Instruction:
Can the data below be set down again exactly, line for line?

----- Dataset rows -----

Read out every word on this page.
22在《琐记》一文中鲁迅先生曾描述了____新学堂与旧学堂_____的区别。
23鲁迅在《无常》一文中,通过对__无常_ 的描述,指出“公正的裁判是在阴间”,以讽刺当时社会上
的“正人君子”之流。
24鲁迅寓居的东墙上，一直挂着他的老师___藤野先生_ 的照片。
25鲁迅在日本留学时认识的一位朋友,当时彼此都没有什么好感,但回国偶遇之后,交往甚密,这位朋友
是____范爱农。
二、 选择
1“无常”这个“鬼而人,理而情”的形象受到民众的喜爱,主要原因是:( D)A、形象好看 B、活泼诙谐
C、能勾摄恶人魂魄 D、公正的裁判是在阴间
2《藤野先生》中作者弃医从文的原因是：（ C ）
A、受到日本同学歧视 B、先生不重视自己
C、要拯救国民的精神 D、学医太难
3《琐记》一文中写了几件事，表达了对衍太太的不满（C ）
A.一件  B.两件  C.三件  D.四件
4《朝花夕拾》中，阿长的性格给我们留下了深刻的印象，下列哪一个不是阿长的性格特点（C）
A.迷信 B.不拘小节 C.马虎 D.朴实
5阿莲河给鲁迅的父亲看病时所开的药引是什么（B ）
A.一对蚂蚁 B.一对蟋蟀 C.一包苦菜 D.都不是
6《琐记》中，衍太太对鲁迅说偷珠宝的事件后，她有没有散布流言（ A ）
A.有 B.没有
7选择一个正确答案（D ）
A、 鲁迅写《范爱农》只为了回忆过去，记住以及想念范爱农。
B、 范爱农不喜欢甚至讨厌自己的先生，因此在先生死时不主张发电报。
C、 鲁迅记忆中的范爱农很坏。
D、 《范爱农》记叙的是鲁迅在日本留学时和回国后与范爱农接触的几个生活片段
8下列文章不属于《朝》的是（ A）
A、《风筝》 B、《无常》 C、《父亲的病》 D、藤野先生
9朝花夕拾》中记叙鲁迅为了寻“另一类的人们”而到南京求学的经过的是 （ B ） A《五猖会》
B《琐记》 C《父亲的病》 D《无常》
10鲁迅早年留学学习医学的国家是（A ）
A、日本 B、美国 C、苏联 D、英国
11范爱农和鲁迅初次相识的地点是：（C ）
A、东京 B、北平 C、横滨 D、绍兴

-----

Expected answer:
Read out every word on this page.
22在《琐记》一文中鲁迅先生曾描述了____新学堂与旧学堂_____的区别。
23鲁迅在《无常》一文中,通过对__无常_ 的描述,指出“公正的裁判是在阴间”,以讽刺当时社会上
的“正人君子”之流。
24鲁迅寓居的东墙上，一直挂着他的老师___藤野先生_ 的照片。
25鲁迅在日本留学时认识的一位朋友,当时彼此都没有什么好感,但回国偶遇之后,交往甚密,这位朋友
是____范爱农。
二、 选择
1“无常”这个“鬼而人,理而情”的形象受到民众的喜爱,主要原因是:( D)A、形象好看 B、活泼诙谐
C、能勾摄恶人魂魄 D、公正的裁判是在阴间
2《藤野先生》中作者弃医从文的原因是：（ C ）
A、受到日本同学歧视 B、先生不重视自己
C、要拯救国民的精神 D、学医太难
3《琐记》一文中写了几件事，表达了对衍太太的不满（C ）
A.一件  B.两件  C.三件  D.四件
4《朝花夕拾》中，阿长的性格给我们留下了深刻的印象，下列哪一个不是阿长的性格特点（C）
A.迷信 B.不拘小节 C.马虎 D.朴实
5阿莲河给鲁迅的父亲看病时所开的药引是什么（B ）
A.一对蚂蚁 B.一对蟋蟀 C.一包苦菜 D.都不是
6《琐记》中，衍太太对鲁迅说偷珠宝的事件后，她有没有散布流言（ A ）
A.有 B.没有
7选择一个正确答案（D ）
A、 鲁迅写《范爱农》只为了回忆过去，记住以及想念范爱农。
B、 范爱农不喜欢甚至讨厌自己的先生，因此在先生死时不主张发电报。
C、 鲁迅记忆中的范爱农很坏。
D、 《范爱农》记叙的是鲁迅在日本留学时和回国后与范爱农接触的几个生活片段
8下列文章不属于《朝》的是（ A）
A、《风筝》 B、《无常》 C、《父亲的病》 D、藤野先生
9朝花夕拾》中记叙鲁迅为了寻“另一类的人们”而到南京求学的经过的是 （ B ） A《五猖会》
B《琐记》 C《父亲的病》 D《无常》
10鲁迅早年留学学习医学的国家是（A ）
A、日本 B、美国 C、苏联 D、英国
11范爱农和鲁迅初次相识的地点是：（C ）
A、东京 B、北平 C、横滨 D、绍兴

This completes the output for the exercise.